(What you have to do)
Each entry below should be reproduced character for character.

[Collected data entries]

○ ○ ○ ○ ○

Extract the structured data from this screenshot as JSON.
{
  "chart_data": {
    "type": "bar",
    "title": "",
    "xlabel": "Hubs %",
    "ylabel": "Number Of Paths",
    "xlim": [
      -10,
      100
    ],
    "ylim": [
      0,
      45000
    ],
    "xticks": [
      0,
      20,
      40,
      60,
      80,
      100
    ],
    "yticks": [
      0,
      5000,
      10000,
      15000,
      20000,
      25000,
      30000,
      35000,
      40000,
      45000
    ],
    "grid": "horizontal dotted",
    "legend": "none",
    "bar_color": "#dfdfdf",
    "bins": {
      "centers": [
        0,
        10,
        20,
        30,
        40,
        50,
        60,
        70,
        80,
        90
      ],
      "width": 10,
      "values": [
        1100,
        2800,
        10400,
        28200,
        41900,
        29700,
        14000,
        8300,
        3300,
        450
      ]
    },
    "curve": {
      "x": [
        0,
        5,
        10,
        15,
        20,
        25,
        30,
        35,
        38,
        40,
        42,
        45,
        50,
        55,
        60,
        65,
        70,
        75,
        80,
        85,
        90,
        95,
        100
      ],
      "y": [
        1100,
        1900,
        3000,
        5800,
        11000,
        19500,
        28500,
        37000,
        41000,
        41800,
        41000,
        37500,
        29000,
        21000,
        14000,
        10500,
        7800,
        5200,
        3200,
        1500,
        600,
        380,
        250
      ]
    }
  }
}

○ ○ ○ ○ ○

(The completed task)
Extract the structured data from this screenshot as JSON.
{
  "chart_data": {
    "type": "bar",
    "title": "",
    "xlabel": "Hubs %",
    "ylabel": "Number Of Paths",
    "xlim": [
      -10,
      100
    ],
    "ylim": [
      0,
      45000
    ],
    "xticks": [
      0,
      20,
      40,
      60,
      80,
      100
    ],
    "yticks": [
      0,
      5000,
      10000,
      15000,
      20000,
      25000,
      30000,
      35000,
      40000,
      45000
    ],
    "grid": "horizontal dotted",
    "legend": "none",
    "bar_color": "#dfdfdf",
    "bins": {
      "centers": [
        0,
        10,
        20,
        30,
        40,
        50,
        60,
        70,
        80,
        90
      ],
      "width": 10,
      "values": [
        1100,
        2800,
        10400,
        28200,
        41900,
        29700,
        14000,
        8300,
        3300,
        450
      ]
    },
    "curve": {
      "x": [
        0,
        5,
        10,
        15,
        20,
        25,
        30,
        35,
        38,
        40,
        42,
        45,
        50,
        55,
        60,
        65,
        70,
        75,
        80,
        85,
        90,
        95,
        100
      ],
      "y": [
        1100,
        1900,
        3000,
        5800,
        11000,
        19500,
        28500,
        37000,
        41000,
        41800,
        41000,
        37500,
        29000,
        21000,
        14000,
        10500,
        7800,
        5200,
        3200,
        1500,
        600,
        380,
        250
      ]
    }
  }
}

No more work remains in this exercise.